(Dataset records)
** BEGIN **
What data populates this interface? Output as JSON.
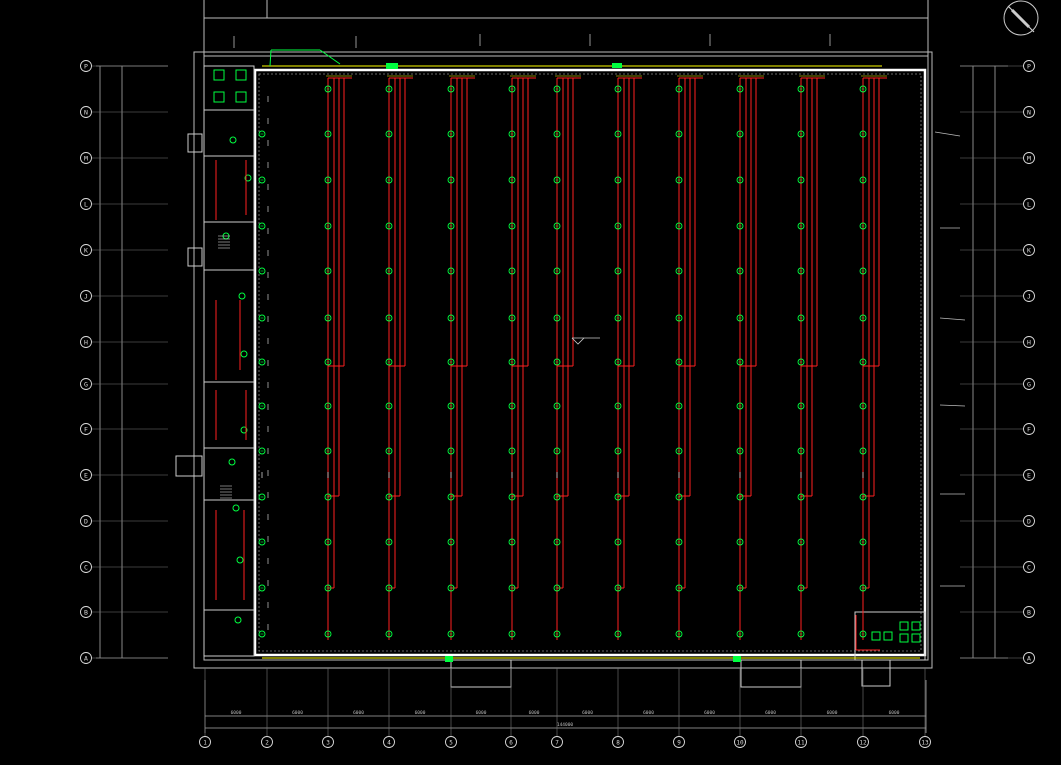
{
  "drawing": {
    "row_axes": [
      "P",
      "N",
      "M",
      "L",
      "K",
      "J",
      "H",
      "G",
      "F",
      "E",
      "D",
      "C",
      "B",
      "A"
    ],
    "column_axes": [
      "1",
      "2",
      "3",
      "4",
      "5",
      "6",
      "7",
      "8",
      "9",
      "10",
      "11",
      "12",
      "13"
    ],
    "overall_dimension": "144000",
    "bay_dimension": "6000",
    "north_arrow": "north-arrow-icon",
    "colors": {
      "background": "#000000",
      "structure": "#ffffff",
      "lighting_circuit": "#ff2020",
      "sprinkler_device": "#00ff40",
      "annotation": "#ffff00"
    }
  }
}
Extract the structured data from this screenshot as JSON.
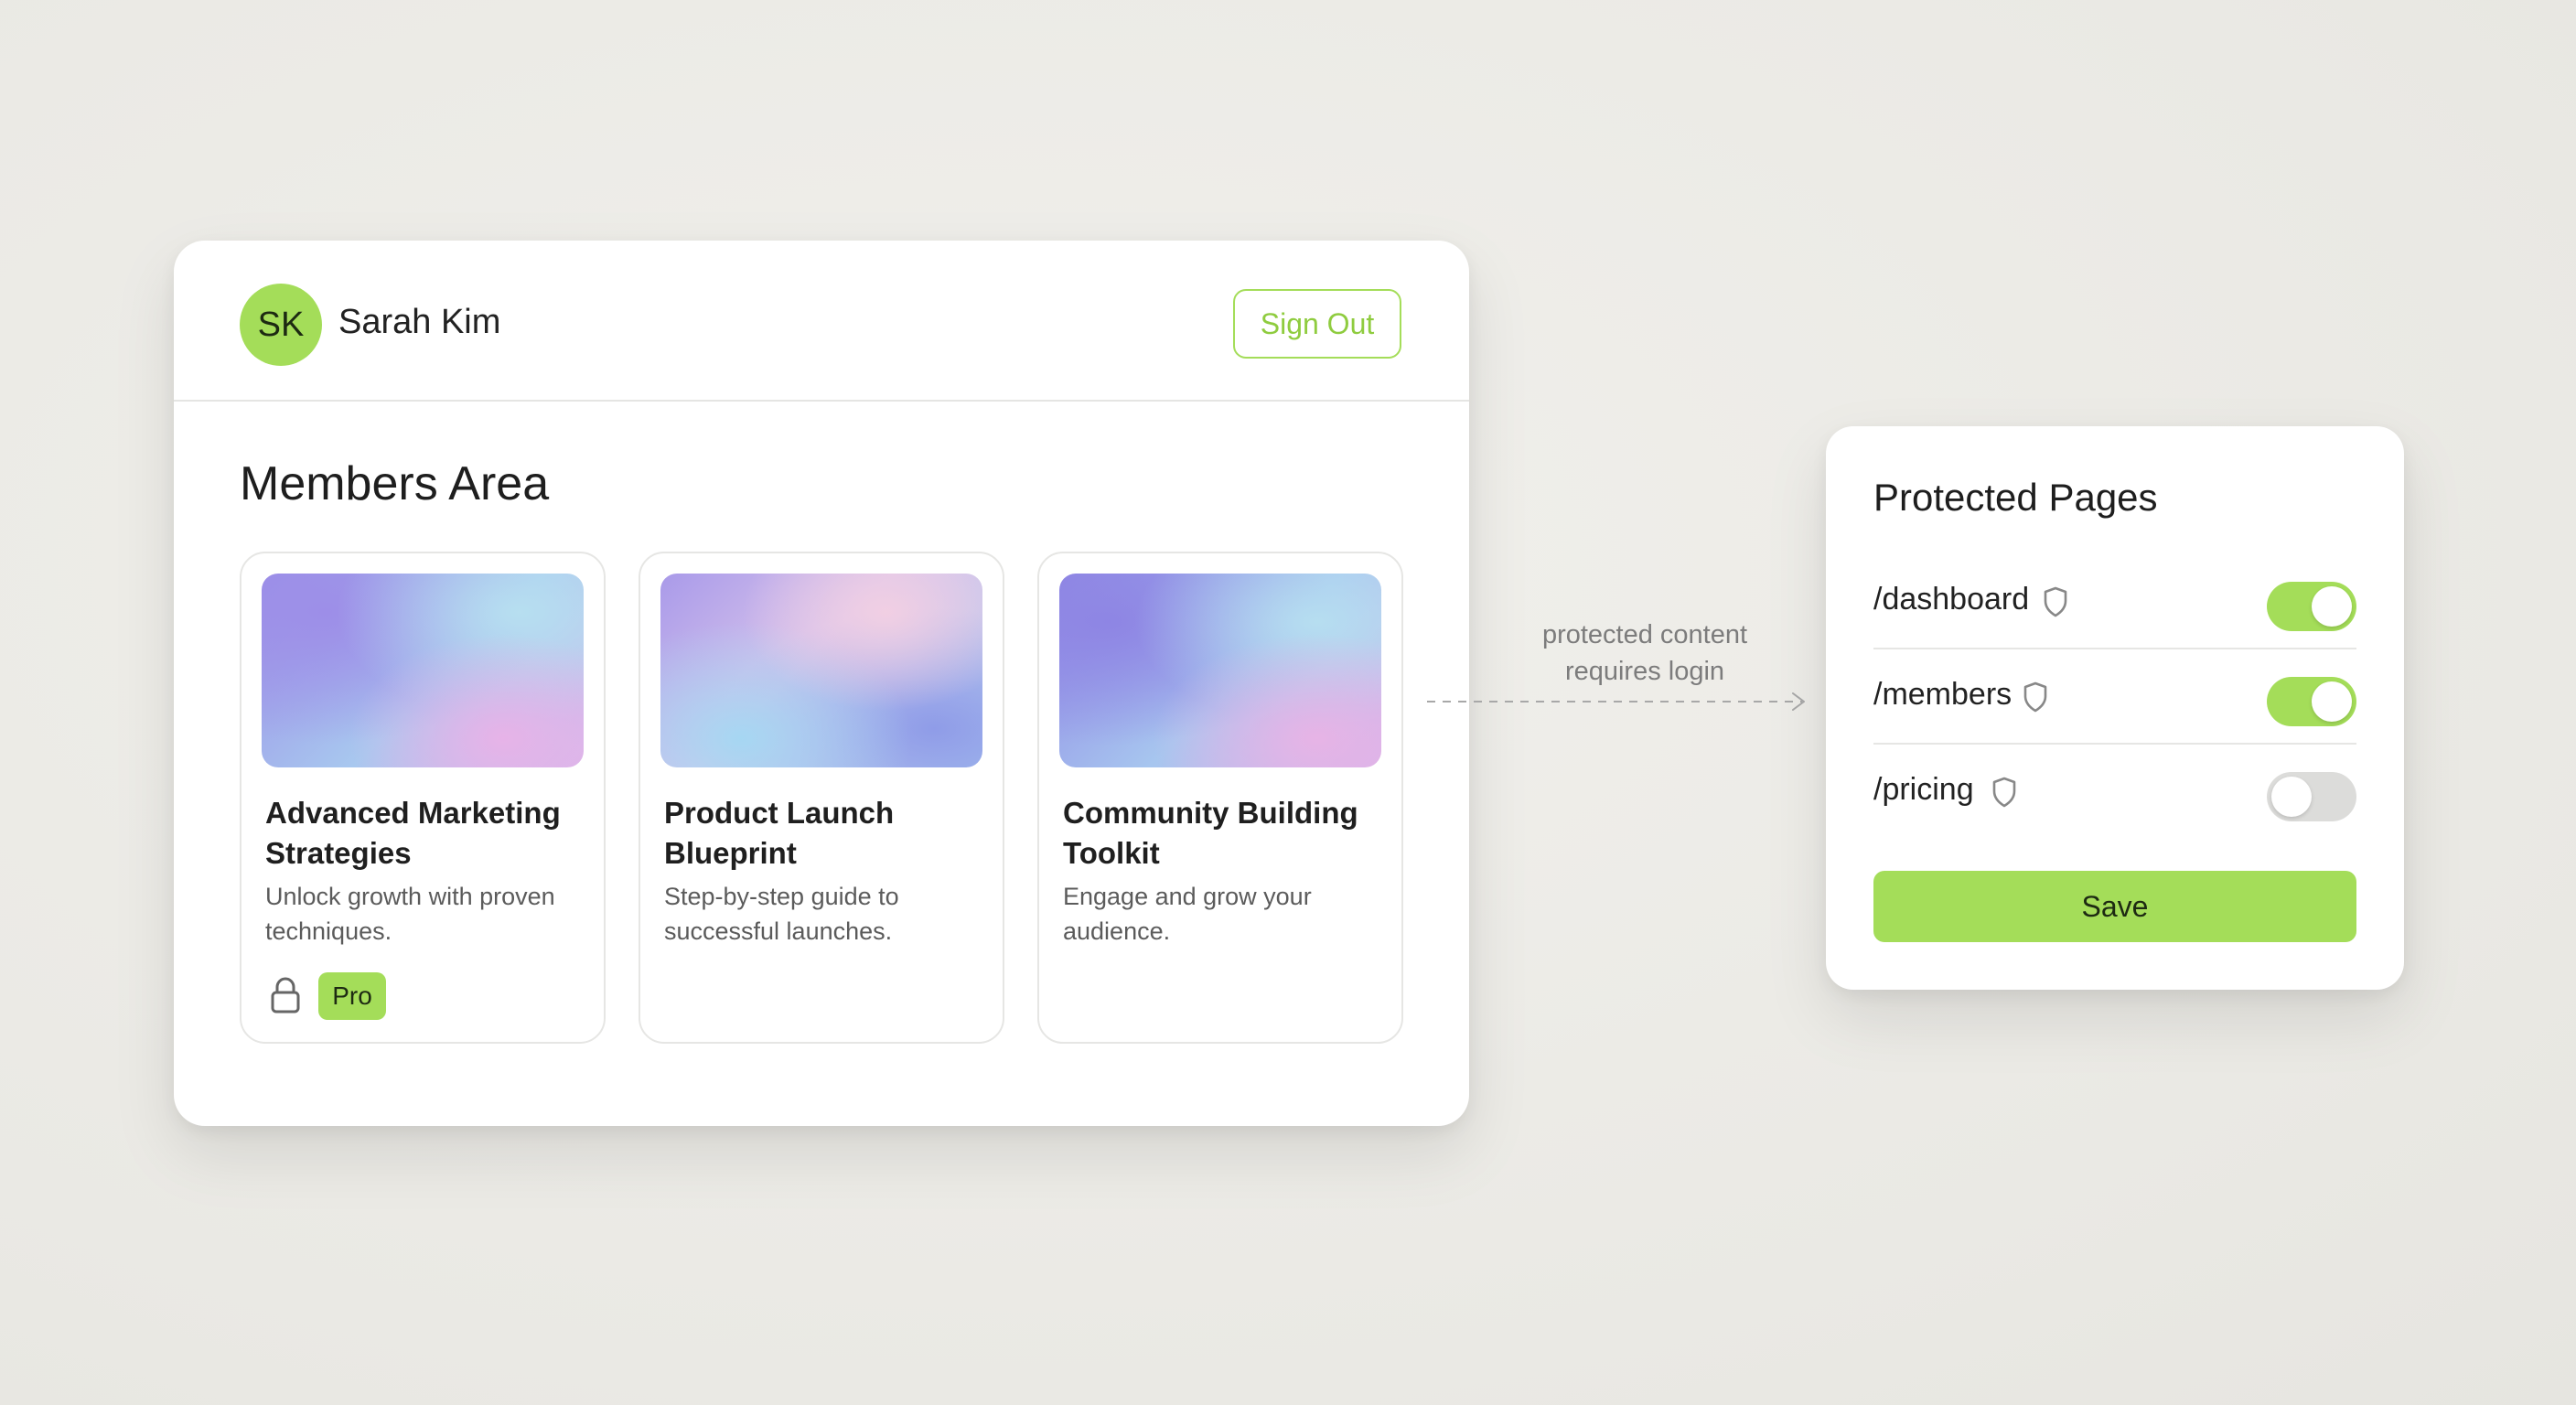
{
  "members_window": {
    "user": {
      "initials": "SK",
      "name": "Sarah Kim"
    },
    "sign_out_label": "Sign Out",
    "title": "Members Area",
    "cards": [
      {
        "title": "Advanced Marketing Strategies",
        "description": "Unlock growth with proven techniques.",
        "locked": true,
        "badge": "Pro"
      },
      {
        "title": "Product Launch Blueprint",
        "description": "Step-by-step guide to successful launches."
      },
      {
        "title": "Community Building Toolkit",
        "description": "Engage and grow your audience."
      }
    ]
  },
  "connector": {
    "line1": "protected content",
    "line2": "requires login"
  },
  "protected_pages": {
    "title": "Protected Pages",
    "routes": [
      {
        "path": "/dashboard",
        "enabled": true
      },
      {
        "path": "/members",
        "enabled": true
      },
      {
        "path": "/pricing",
        "enabled": false
      }
    ],
    "save_label": "Save"
  },
  "colors": {
    "accent": "#a4dd59",
    "accent_text": "#8fcc3f",
    "background": "#ecebe7",
    "toggle_off": "#dcdcda"
  },
  "icons": {
    "lock": "lock-icon",
    "shield": "shield-icon",
    "arrow": "arrow-right-icon"
  }
}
** END **
_DIRECTIVE_
Gather, from the listing above, every line carrying the word "JSON".

_COMPLETED TASK_
What data populates this interface? Output as JSON.
Extract the structured data from this screenshot as JSON.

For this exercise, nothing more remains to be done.